§ **GIVEN PROBLEM**: Scan the records for the word "name". Copy each line that includes it.

Dataset records
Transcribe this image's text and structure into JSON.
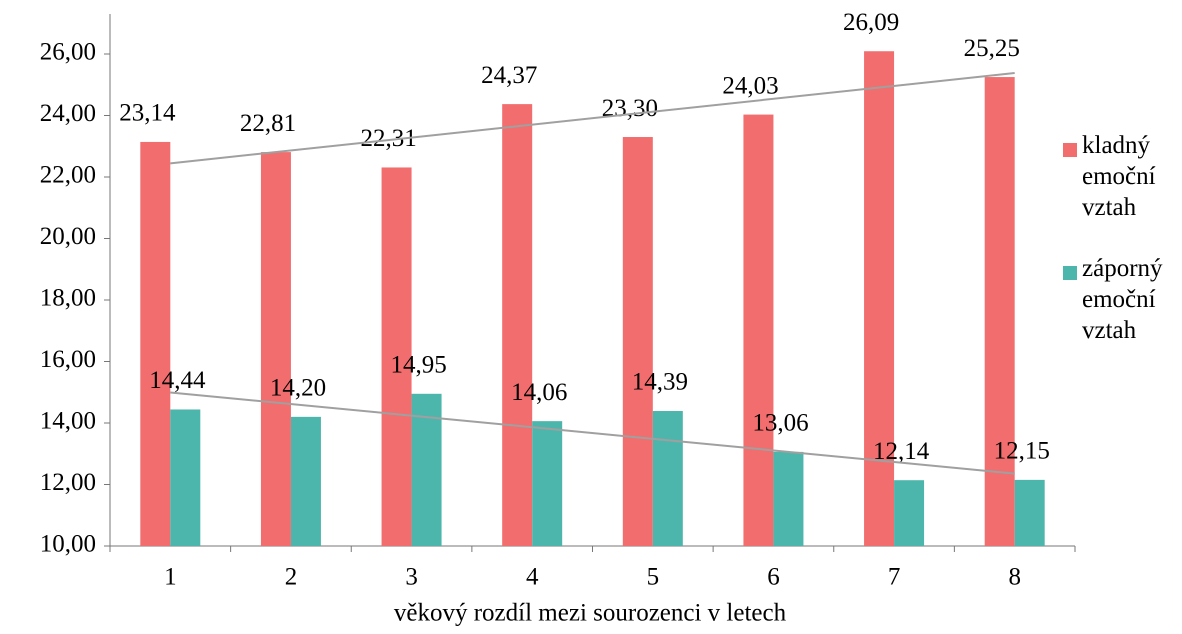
{
  "chart_data": {
    "type": "bar",
    "x_label": "věkový rozdíl mezi sourozenci v letech",
    "categories": [
      "1",
      "2",
      "3",
      "4",
      "5",
      "6",
      "7",
      "8"
    ],
    "series": [
      {
        "name": "kladný emoční vztah",
        "color": "#f26d6d",
        "values": [
          23.14,
          22.81,
          22.31,
          24.37,
          23.3,
          24.03,
          26.09,
          25.25
        ],
        "value_labels": [
          "23,14",
          "22,81",
          "22,31",
          "24,37",
          "23,30",
          "24,03",
          "26,09",
          "25,25"
        ]
      },
      {
        "name": "záporný emoční vztah",
        "color": "#4db6ac",
        "values": [
          14.44,
          14.2,
          14.95,
          14.06,
          14.39,
          13.06,
          12.14,
          12.15
        ],
        "value_labels": [
          "14,44",
          "14,20",
          "14,95",
          "14,06",
          "14,39",
          "13,06",
          "12,14",
          "12,15"
        ]
      }
    ],
    "ylim": [
      10,
      26
    ],
    "yticks": [
      {
        "value": 10,
        "label": "10,00"
      },
      {
        "value": 12,
        "label": "12,00"
      },
      {
        "value": 14,
        "label": "14,00"
      },
      {
        "value": 16,
        "label": "16,00"
      },
      {
        "value": 18,
        "label": "18,00"
      },
      {
        "value": 20,
        "label": "20,00"
      },
      {
        "value": 22,
        "label": "22,00"
      },
      {
        "value": 24,
        "label": "24,00"
      },
      {
        "value": 26,
        "label": "26,00"
      }
    ],
    "trendline": true,
    "legend": "right",
    "trendline_color": "#a0a0a0"
  }
}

§ **WRITTEN SOLUTION**:
        "name": "kladný emoční vztah",
        "name": "záporný emoční vztah",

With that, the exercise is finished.